##### Selected excerpt #####

Somewhere around day 5, someone will arrive at your door with a bottle of warm oil, a pair of very confident hands, and the firm belief that a good urut will fix everything: your aching back, your puffy ankles, and possibly your entire figure. She is partly right.
Postpartum massage is one of the genuinely lovely parts of recovery. It is also wrapped in a lot of claims that do not survive a second look. So here is the useful version: when to start, where it actually helps, why it works, and the bits that are quietly oversold.
When to start (and the C-section asterisk)
For a straightforward vaginal birth, gentle full-body massage usually feels right from around day 5 to day 7, once the heaviest bleeding (lochia) has settled from bright red to pinkish-brown. Some traditions start lighter work as early as day 3. There is no prize for rushing, though. Your body has just done something enormous, and a sore, fresh-postpartum body often wants rest before it wants pressure.
If you had a C-section, the rule is simpler and stricter: keep all hands well away from your abdomen until your doctor confirms the incision has healed, which is usually around the 6-week mark. Your back, shoulders, legs, and feet are fair game much sooner, often within the first week, as long as the therapist works around the wound and never has you lying in a way that presses on it. When in doubt, leave the belly alone and ask at your check-up.
Either way, start gentle and build up. The first session should leave you relaxed, not tender.
Where it actually helps (and where to go gently)
If your massage only stretched to one area, spend it from the neck down to about mid-back. That is where new-mum tension lives. You spend roughly 8 to 12 feeds a day curled over a tiny human, shoulders rolled forward, neck craned down, and the result is a knot between your shoulder blades that could anchor a boat.
Next priority: your legs. In the first week, plenty of mums swell up like a bao, ankles and calves puffy as the extra fluid of pregnancy slowly leaves the body. The swelling often peaks around day 3 to 5, then eases over a week or two. A gentle, upward-stroking leg massage supports that drainage and feels wonderful on tight, heavy legs.

##### Provided records #####

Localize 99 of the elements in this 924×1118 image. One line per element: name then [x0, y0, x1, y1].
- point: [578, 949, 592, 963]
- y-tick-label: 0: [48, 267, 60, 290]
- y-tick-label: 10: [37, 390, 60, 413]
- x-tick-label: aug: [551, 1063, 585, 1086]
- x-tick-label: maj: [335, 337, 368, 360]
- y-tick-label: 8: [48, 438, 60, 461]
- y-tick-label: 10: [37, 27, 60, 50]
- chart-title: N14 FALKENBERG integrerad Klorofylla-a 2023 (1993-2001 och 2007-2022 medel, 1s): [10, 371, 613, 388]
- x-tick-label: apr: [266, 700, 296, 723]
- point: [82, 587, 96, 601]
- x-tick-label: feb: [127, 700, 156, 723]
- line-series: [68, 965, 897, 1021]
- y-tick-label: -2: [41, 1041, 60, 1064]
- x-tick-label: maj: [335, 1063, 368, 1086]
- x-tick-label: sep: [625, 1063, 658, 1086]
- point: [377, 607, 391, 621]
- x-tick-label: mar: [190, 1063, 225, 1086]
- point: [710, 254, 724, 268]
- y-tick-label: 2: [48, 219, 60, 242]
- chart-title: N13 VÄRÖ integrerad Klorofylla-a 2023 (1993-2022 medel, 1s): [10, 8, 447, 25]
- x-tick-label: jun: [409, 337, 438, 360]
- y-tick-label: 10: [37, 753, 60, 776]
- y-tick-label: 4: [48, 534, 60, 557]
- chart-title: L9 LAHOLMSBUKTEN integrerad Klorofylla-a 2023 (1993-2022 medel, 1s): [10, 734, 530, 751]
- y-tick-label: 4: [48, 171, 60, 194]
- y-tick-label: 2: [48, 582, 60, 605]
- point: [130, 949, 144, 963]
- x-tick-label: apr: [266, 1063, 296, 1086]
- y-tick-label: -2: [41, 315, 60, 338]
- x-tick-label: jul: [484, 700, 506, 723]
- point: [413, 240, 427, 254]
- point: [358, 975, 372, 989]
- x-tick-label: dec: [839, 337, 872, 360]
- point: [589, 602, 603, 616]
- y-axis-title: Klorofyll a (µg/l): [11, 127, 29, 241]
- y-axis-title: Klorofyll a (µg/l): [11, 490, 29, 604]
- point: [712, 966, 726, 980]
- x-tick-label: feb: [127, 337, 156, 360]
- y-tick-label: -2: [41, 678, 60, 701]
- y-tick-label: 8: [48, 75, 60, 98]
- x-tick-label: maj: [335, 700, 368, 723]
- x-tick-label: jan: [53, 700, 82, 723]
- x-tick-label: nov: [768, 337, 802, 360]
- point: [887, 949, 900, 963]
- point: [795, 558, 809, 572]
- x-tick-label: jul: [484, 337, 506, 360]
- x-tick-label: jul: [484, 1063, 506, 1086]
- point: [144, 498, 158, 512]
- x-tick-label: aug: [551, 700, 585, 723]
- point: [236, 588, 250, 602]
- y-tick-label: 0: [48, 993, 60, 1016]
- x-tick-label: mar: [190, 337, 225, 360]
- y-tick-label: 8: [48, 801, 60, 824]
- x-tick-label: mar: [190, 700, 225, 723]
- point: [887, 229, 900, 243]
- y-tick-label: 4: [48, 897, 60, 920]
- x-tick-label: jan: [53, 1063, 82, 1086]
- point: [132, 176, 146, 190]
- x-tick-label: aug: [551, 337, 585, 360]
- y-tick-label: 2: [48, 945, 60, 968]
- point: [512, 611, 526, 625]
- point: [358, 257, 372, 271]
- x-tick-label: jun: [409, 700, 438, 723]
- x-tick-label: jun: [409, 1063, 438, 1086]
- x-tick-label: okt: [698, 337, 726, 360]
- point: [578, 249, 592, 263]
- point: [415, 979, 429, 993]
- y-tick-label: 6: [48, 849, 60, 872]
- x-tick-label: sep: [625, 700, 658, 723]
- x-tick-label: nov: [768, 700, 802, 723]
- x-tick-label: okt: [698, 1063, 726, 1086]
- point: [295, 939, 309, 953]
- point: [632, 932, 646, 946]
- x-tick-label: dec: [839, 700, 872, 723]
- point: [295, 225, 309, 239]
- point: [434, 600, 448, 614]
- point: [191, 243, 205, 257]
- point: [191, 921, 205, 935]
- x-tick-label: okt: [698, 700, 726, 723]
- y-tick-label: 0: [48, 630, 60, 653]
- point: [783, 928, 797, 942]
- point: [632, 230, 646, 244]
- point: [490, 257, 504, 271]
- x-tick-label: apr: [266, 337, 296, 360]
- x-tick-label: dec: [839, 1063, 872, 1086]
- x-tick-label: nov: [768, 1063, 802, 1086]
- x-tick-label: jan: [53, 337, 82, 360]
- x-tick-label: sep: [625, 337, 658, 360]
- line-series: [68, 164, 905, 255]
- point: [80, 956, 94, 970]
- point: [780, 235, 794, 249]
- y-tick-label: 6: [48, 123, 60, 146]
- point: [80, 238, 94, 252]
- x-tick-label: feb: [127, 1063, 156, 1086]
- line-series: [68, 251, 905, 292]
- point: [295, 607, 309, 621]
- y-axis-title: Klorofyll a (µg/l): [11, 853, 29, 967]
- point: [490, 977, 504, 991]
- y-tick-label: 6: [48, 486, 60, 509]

#####

_Exercises to complete_:
- 1) According to the text on postpartum massage, why should a massage limited to one area go from the neck down to about mid-back?
- 2) Carry on the text on postpartum massage from the point where it stops.
This material has no connection to the text on postpartum massage.

_Task results_:
- 1) New mothers feed roughly 8 to 12 times a day curled over the baby, with shoulders rolled forward and neck craned down. That posture builds tension and leaves a large knot between the shoulder blades.

- 2)
The abdomen is where to slow right down. Light, soothing strokes are fine after a vaginal birth once the bleeding has settled. Deep abdominal work, the kind that promises to "push everything back into place," is not something to rush, and it is off the table entirely after a C-section until you are fully healed. Your uterus shrinks back toward its pre-pregnancy size on its own schedule, roughly by 6 weeks, with or without anyone pressing on it.
Why it works, and what's oversold
The real benefits are the ones nobody needs to exaggerate. Massage lowers stress hormones and nudges up the feel-good ones, which is no small thing when you are running on three hours of broken sleep. It eases the muscular ache of feeding and carrying. It supports circulation as your body offloads litres of pregnancy fluid. And there is the quietly underrated part: for 45 minutes, someone is looking after you, instead of you looking after everyone else.
Now the oversold half. Postpartum massage does not "detox" you, melt fat, or slim your waist. It will not flatten your belly, because that is muscle and time, not oil and pressure. Abdominal binding, the bengkung wrap, can feel genuinely supportive for your posture and your loose core in the early weeks, and many mums love how held-together it makes them feel. But that is comfort and support, not a corset that reshapes you. Expect to feel looser, lighter, calmer. Do not expect to walk out a dress size down.
Where to get it: centre, home visit, or your partner's hands
You have three broad options. A confinement centre or postnatal spa gives you trained hands and proper hygiene without leaving the building. A home-visit masseuse, the classic urut mak bidan, comes to you, which is gold when getting dressed feels like a marathon. Just check that towels and oils are clean and any tools are properly sanitised. And then there is the option everyone forgets: your partner. A ten-minute shoulder rub at 2am after a feed is not a professional treatment, but it counts for more than you would think.
Whoever it is, talk before they start. Tell them about your delivery, your stitches or scar, your tender spots, and how much pressure feels good. A good therapist adjusts to you. You should never be gritting your teeth through it.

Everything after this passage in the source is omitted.